■ **REQUIRED WORK**:
Return each line of the listing that has the word "riskerna" in it.

[Opening SOURCE MATERIAL section]

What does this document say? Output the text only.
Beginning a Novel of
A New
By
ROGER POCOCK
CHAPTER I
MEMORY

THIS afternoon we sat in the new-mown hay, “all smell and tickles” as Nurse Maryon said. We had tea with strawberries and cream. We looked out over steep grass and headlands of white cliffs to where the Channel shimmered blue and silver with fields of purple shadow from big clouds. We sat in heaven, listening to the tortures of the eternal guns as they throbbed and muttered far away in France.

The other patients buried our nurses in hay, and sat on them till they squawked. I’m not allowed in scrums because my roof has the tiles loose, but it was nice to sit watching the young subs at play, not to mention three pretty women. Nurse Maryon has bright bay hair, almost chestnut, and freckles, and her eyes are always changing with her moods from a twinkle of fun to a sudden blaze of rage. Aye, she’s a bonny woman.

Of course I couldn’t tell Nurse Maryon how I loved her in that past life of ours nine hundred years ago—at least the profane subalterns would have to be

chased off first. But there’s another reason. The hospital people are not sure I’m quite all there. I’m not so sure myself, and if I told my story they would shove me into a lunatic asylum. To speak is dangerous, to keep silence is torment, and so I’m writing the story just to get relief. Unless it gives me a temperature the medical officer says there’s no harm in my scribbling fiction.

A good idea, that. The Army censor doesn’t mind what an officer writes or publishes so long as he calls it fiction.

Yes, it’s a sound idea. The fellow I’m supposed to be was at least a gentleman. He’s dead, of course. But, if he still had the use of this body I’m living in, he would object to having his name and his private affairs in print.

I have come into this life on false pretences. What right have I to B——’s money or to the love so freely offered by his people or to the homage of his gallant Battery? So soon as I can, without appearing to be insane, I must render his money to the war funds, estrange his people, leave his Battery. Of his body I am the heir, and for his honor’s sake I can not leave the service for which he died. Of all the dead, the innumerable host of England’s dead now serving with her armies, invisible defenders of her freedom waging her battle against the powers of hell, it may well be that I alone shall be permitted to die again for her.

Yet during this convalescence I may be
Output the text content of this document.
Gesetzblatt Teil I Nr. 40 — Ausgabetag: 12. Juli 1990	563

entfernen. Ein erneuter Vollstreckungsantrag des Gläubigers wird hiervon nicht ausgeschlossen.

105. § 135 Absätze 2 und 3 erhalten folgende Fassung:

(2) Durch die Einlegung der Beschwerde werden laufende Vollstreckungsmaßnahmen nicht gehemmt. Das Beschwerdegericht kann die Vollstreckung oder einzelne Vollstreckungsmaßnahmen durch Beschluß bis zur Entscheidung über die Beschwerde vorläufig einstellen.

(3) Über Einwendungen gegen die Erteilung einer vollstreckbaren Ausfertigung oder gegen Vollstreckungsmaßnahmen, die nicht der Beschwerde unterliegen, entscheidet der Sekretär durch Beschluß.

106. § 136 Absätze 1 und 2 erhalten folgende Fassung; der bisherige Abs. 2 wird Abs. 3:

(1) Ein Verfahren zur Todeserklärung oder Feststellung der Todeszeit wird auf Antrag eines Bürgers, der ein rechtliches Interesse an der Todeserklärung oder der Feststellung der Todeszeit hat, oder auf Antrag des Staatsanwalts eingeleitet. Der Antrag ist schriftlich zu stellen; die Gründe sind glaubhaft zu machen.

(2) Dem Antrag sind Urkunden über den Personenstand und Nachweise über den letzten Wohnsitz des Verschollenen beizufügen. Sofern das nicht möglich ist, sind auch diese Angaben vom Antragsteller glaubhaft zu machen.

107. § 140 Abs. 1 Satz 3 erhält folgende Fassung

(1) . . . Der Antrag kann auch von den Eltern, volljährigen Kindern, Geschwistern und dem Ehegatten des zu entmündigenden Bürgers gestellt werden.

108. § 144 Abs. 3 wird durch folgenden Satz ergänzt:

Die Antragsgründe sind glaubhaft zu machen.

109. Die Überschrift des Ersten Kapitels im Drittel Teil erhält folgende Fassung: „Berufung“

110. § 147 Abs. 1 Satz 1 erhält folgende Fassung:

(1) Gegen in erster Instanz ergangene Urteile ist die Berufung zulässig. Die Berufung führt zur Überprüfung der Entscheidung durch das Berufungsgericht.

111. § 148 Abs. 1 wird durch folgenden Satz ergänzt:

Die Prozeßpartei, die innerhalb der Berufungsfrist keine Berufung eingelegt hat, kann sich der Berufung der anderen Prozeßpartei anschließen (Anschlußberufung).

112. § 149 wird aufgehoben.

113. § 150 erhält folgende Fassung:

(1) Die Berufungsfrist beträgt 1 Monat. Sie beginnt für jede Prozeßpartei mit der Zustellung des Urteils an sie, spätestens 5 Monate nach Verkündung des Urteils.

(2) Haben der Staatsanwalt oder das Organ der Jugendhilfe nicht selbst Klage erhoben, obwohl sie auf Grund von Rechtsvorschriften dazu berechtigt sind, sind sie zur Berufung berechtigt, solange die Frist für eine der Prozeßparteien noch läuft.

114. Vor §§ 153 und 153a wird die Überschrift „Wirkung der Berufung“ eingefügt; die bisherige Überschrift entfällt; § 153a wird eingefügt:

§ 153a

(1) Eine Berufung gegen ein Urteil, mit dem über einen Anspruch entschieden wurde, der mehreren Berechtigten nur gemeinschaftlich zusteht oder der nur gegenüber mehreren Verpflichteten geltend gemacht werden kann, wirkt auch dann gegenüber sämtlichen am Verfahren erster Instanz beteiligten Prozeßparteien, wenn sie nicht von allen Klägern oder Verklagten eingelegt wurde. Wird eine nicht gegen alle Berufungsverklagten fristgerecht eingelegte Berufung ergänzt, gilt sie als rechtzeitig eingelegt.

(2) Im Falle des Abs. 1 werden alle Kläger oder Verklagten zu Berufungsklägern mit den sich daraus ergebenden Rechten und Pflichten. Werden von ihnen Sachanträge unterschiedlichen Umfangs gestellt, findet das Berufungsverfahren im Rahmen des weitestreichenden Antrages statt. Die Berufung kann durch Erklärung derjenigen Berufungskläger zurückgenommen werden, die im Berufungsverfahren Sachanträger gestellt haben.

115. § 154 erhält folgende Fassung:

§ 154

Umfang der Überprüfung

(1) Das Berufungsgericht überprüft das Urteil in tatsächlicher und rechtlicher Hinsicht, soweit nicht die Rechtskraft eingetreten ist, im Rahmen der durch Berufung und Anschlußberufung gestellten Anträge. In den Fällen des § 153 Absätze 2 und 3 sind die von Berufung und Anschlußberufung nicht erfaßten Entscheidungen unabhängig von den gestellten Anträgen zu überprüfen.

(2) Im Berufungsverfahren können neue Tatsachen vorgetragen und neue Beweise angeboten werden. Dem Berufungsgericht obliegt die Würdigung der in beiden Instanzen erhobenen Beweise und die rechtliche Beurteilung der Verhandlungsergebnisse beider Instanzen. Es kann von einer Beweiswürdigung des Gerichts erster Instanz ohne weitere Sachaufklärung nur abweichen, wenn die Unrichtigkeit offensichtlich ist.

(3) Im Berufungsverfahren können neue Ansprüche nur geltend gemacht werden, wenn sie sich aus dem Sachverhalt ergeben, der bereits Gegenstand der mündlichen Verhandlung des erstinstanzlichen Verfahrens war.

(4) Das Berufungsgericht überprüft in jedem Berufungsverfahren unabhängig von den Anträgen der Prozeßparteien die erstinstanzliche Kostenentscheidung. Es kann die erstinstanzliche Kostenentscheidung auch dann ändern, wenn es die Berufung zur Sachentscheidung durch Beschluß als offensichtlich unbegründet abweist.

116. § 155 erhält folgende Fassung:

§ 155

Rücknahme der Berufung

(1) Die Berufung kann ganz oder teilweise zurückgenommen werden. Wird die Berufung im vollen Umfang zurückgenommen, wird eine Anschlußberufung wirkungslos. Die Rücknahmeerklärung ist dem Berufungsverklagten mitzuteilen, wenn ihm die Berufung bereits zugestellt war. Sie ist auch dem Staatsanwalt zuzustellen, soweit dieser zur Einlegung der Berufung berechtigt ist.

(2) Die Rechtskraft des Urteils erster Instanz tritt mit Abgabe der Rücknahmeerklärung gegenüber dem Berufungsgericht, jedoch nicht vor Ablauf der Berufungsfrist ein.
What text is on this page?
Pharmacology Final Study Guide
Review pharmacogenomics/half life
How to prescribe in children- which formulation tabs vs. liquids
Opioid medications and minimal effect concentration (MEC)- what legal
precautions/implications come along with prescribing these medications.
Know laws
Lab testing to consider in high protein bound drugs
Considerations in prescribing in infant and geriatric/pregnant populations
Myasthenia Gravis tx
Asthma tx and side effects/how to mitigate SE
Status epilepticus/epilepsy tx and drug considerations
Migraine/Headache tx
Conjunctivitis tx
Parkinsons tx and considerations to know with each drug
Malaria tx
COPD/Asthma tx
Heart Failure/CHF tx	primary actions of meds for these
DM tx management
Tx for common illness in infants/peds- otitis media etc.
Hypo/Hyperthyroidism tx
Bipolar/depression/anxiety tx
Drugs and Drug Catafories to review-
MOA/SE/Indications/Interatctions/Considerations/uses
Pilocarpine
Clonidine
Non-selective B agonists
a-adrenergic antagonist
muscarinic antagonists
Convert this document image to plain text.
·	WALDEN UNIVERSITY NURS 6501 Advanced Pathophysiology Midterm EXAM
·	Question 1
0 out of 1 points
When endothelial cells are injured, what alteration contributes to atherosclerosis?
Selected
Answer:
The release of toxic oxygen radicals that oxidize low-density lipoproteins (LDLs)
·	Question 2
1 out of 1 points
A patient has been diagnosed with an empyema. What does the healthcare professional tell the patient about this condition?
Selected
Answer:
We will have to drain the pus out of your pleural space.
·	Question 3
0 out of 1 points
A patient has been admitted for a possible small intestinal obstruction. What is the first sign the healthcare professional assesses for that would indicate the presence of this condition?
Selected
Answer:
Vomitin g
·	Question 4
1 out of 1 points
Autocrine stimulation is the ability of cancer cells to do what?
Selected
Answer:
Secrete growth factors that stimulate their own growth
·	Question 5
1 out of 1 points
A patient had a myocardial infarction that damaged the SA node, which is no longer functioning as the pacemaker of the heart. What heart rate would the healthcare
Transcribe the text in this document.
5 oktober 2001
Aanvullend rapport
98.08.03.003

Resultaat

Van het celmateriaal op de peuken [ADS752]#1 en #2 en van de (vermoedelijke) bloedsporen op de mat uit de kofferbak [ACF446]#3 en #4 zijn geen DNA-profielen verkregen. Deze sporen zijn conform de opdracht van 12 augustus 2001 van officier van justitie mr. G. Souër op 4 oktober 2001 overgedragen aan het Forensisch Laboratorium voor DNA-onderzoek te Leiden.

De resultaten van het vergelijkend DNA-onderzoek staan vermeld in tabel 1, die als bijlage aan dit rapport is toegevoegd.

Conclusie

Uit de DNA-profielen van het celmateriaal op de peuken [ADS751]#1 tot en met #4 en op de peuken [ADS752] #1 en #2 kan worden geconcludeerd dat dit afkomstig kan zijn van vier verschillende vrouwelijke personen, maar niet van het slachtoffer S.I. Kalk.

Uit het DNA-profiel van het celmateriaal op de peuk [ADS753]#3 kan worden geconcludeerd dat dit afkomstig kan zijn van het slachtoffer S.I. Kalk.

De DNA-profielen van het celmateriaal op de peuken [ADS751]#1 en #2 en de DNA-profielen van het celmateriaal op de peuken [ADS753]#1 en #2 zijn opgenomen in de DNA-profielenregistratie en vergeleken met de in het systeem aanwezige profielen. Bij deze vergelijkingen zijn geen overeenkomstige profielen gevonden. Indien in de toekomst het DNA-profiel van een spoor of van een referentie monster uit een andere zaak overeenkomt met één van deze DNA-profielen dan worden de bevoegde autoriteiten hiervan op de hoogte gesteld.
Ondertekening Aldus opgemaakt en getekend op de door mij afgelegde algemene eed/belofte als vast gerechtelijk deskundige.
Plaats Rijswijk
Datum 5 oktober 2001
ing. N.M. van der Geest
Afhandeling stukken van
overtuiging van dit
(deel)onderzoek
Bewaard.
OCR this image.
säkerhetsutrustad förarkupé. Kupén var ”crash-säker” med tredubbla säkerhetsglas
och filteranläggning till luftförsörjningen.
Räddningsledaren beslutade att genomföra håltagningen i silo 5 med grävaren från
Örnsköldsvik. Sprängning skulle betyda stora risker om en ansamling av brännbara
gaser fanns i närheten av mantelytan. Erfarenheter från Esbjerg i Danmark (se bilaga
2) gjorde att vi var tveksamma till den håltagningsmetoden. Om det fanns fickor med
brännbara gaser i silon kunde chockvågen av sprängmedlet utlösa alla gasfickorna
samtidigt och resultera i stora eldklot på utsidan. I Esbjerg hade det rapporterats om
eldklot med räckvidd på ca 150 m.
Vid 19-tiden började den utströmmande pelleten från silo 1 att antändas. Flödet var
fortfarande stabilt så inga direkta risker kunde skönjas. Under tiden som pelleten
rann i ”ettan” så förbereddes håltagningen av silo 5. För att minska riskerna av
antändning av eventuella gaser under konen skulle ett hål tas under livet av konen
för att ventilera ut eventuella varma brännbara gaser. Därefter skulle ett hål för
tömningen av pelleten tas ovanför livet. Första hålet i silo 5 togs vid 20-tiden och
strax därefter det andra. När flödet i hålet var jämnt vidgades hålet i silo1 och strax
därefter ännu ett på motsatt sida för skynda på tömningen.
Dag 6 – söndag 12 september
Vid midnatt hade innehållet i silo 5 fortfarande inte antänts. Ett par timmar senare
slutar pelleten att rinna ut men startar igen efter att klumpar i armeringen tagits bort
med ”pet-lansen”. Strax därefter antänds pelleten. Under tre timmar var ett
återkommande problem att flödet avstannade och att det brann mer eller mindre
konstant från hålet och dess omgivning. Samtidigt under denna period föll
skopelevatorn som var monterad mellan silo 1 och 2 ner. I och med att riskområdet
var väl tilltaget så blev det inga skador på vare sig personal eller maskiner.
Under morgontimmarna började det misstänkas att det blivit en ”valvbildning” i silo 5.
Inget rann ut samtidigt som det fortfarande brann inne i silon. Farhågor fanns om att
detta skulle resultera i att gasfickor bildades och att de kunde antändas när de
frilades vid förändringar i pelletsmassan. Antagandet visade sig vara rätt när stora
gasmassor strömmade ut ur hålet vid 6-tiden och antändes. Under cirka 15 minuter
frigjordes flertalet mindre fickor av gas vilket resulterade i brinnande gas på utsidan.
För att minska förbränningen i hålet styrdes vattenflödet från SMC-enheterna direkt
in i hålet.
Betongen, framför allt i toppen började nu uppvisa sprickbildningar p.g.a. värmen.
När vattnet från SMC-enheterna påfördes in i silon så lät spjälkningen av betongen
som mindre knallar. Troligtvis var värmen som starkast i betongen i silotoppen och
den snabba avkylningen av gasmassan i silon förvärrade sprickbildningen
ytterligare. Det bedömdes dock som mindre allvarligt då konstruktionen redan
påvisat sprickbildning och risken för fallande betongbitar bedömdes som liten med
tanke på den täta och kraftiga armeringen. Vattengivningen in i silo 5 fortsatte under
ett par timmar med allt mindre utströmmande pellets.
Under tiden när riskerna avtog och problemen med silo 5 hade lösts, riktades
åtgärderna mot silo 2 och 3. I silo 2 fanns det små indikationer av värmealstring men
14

[Closing SOURCE MATERIAL section]

■ **EXPECTED ANSWER**:
rann i ”ettan” så förbereddes håltagningen av silo 5. För att minska riskerna av
Under tiden när riskerna avtog och problemen med silo 5 hade lösts, riktades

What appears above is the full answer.